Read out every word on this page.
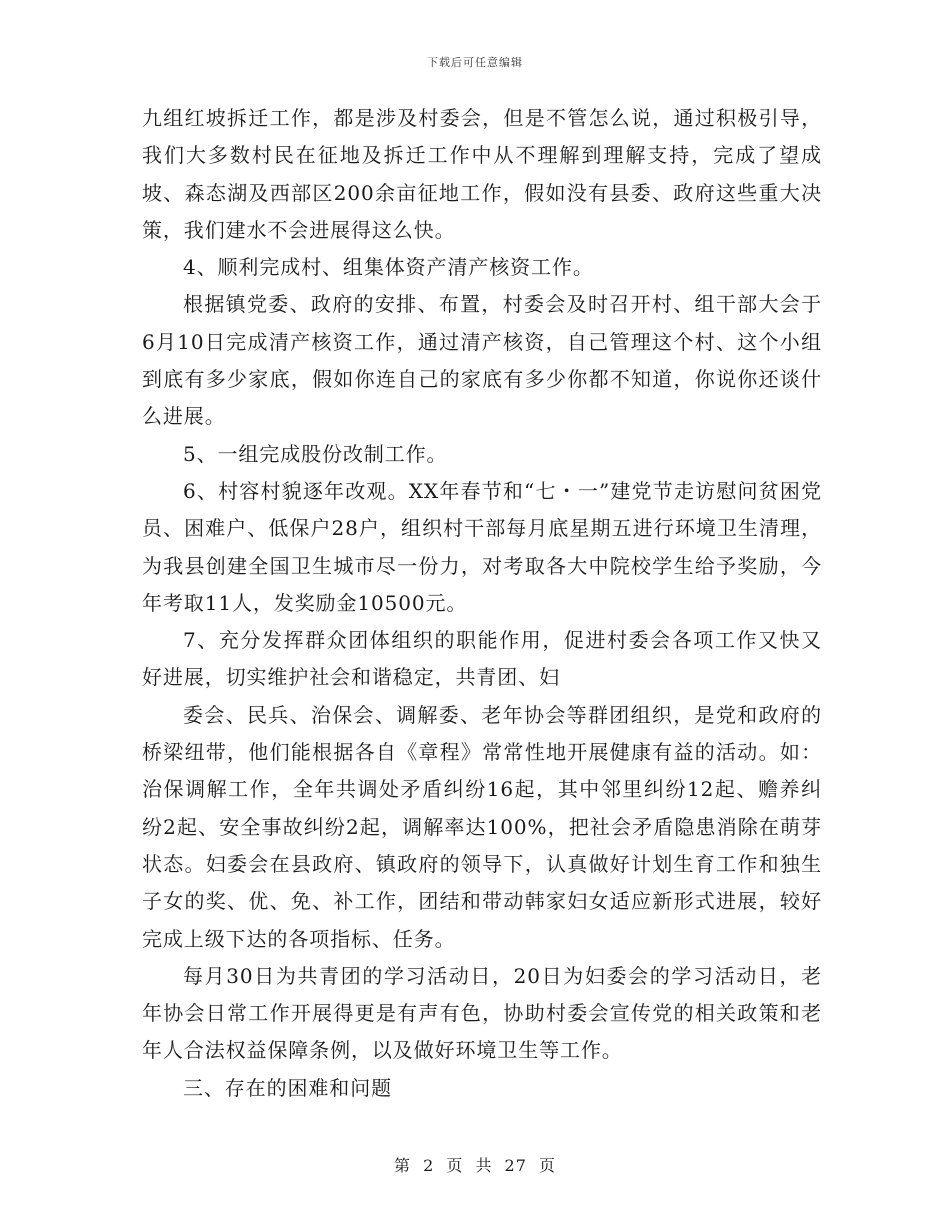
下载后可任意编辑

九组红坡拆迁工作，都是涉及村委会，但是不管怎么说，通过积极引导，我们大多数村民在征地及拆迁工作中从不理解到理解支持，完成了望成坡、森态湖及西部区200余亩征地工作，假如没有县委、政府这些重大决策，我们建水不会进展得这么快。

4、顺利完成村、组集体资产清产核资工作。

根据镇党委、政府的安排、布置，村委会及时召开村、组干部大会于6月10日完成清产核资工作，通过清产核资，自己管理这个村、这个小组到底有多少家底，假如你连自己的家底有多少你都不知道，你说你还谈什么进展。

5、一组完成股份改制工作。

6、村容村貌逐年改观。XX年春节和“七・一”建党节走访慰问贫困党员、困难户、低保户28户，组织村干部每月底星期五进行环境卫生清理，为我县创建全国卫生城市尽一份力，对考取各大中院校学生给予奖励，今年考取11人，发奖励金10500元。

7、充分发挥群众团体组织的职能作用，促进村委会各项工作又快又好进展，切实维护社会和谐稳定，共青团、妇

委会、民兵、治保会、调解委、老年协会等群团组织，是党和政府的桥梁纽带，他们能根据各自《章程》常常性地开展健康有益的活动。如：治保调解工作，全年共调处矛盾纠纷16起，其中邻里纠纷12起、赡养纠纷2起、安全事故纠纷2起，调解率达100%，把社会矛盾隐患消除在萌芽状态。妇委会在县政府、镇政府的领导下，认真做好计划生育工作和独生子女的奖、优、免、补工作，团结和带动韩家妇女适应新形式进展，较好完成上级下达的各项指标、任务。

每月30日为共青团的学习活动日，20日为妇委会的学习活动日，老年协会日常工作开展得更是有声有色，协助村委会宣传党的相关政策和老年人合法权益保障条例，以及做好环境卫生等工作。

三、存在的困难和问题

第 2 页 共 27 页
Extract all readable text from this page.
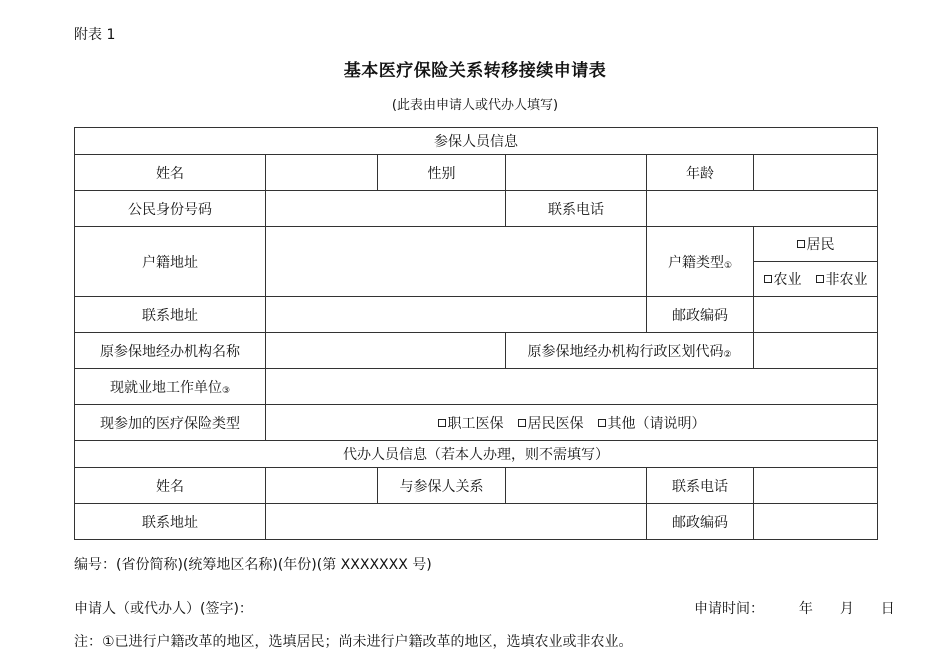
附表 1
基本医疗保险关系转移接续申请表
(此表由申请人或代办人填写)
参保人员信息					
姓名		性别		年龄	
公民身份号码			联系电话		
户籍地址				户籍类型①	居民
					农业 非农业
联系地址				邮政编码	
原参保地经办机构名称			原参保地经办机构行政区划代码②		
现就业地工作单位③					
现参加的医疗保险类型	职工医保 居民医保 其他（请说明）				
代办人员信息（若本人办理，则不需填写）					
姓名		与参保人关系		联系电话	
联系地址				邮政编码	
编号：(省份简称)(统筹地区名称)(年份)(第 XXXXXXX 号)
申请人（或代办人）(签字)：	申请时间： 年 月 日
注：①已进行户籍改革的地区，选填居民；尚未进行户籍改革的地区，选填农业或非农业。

**Stated exercise:** Read through the entries and copy every line that includes "this".

**Task result:**
Read out every word on this page.
Extract all readable text from this page.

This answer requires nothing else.